WORK TO COMPLETE: Find the lines below that contain the string "movement". Copy each one.

GIVEN RECORDS:

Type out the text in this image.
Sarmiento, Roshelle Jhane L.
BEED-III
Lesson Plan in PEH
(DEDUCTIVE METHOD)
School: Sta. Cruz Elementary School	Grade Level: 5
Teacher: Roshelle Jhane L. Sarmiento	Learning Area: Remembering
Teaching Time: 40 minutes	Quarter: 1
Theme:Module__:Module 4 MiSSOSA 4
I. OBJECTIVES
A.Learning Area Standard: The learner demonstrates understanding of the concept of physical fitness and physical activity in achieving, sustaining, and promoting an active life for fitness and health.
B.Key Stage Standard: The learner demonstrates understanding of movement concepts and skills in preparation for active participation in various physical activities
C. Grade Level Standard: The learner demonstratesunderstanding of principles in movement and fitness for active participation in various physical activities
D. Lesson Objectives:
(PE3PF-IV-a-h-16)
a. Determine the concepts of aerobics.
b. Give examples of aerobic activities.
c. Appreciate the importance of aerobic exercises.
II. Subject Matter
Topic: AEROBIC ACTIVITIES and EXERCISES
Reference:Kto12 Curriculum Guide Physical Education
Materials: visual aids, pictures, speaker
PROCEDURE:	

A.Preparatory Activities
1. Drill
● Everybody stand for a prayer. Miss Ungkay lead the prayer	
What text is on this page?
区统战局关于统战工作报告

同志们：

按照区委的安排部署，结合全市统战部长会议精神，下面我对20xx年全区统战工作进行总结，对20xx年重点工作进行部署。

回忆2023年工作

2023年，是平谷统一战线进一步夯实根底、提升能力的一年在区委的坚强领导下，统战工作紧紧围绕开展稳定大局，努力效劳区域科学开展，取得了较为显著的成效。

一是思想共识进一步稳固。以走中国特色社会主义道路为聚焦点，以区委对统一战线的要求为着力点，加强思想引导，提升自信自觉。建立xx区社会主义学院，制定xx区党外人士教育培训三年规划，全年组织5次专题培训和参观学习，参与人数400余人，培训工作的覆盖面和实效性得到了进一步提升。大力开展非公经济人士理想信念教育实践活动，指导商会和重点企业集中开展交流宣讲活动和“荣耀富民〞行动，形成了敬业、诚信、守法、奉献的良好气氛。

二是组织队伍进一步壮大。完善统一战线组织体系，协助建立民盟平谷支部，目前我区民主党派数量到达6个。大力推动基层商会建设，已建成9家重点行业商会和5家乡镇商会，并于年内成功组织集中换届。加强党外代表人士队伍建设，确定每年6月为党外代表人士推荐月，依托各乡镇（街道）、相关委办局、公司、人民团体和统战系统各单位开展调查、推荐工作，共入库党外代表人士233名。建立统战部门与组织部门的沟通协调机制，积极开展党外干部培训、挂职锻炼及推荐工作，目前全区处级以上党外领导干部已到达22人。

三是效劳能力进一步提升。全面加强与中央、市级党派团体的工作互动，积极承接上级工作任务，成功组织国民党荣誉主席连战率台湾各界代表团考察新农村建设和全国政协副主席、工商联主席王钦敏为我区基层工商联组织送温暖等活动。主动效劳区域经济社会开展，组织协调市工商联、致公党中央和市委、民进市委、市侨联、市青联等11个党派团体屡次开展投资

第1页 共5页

SOLUTION BELOW:
B.Key Stage Standard: The learner demonstrates understanding of movement concepts and skills in preparation for active participation in various physical activities
C. Grade Level Standard: The learner demonstratesunderstanding of principles in movement and fitness for active participation in various physical activities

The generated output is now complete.